> Your goal:
From the entries below, pull out each line where "more" appears.

═════ Supplied records

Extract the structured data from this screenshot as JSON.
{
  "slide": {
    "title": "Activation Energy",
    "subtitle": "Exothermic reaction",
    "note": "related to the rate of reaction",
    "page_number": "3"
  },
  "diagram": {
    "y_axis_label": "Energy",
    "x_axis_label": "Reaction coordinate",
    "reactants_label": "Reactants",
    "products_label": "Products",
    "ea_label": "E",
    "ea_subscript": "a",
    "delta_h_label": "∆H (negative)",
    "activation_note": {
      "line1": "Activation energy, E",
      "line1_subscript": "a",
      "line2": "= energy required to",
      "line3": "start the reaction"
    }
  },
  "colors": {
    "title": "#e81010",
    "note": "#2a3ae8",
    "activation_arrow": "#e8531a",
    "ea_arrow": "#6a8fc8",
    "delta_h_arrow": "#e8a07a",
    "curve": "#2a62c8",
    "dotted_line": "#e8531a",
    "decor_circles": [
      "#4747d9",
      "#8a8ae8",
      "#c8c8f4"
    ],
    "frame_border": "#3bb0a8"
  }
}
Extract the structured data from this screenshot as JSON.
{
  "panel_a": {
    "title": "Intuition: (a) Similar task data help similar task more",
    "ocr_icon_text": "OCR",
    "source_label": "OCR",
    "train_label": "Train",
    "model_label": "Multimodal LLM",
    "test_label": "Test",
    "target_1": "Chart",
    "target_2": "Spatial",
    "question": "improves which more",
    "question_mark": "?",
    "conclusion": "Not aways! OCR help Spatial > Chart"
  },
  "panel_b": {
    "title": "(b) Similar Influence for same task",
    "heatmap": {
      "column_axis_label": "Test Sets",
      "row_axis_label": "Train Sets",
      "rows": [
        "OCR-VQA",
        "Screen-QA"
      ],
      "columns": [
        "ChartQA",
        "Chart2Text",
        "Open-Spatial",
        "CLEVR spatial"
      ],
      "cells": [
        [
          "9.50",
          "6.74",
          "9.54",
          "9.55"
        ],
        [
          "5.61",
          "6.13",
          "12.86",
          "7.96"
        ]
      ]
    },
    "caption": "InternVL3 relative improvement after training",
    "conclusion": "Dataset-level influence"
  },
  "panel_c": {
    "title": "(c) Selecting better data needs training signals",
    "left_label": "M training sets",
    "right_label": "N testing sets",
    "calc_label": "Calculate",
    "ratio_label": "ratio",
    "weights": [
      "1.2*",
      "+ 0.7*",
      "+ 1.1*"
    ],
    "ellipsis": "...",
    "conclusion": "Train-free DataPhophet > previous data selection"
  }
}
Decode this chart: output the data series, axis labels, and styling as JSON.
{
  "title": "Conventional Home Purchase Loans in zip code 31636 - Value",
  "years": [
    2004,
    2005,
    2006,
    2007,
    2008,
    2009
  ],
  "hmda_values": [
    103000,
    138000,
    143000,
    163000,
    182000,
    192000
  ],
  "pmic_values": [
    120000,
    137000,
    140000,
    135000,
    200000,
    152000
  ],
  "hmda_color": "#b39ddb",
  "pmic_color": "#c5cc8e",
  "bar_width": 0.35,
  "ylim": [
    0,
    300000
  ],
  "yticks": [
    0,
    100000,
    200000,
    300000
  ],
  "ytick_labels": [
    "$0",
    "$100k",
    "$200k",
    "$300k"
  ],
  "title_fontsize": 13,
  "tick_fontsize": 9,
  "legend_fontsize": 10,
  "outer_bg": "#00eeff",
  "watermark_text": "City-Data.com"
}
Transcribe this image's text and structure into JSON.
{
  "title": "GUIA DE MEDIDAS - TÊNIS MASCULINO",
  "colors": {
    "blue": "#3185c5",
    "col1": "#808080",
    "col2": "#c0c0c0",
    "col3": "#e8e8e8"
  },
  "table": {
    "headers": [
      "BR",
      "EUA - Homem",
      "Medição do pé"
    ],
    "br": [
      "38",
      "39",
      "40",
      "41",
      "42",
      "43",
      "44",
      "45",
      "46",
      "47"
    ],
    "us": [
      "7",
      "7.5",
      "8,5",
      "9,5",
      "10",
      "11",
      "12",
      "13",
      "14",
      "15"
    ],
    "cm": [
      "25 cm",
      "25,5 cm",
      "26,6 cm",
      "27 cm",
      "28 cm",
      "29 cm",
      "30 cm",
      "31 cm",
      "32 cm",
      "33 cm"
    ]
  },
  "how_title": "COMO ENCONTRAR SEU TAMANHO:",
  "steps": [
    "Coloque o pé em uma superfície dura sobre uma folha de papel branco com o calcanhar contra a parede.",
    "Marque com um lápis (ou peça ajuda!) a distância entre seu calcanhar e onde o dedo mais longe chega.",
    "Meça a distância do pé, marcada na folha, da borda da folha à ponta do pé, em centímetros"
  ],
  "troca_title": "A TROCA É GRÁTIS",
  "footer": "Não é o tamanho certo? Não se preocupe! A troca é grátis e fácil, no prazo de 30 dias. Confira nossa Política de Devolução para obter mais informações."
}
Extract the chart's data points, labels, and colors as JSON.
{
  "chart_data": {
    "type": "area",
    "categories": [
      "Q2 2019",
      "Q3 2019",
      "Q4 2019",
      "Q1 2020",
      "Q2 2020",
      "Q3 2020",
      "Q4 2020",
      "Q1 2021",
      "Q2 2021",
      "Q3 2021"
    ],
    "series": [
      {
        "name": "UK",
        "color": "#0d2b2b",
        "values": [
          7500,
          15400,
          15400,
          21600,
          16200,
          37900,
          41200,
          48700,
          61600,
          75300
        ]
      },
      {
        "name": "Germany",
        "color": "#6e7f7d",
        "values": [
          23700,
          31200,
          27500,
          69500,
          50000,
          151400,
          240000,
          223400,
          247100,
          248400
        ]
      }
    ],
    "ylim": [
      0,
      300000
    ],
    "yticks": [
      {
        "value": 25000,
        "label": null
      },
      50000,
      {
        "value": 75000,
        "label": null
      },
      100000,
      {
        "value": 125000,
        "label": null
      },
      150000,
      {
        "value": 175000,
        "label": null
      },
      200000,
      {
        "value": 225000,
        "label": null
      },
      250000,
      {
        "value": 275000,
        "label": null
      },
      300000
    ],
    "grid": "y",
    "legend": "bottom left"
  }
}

══════════

> Response:
    "title": "Intuition: (a) Similar task data help similar task more",
    "question": "improves which more",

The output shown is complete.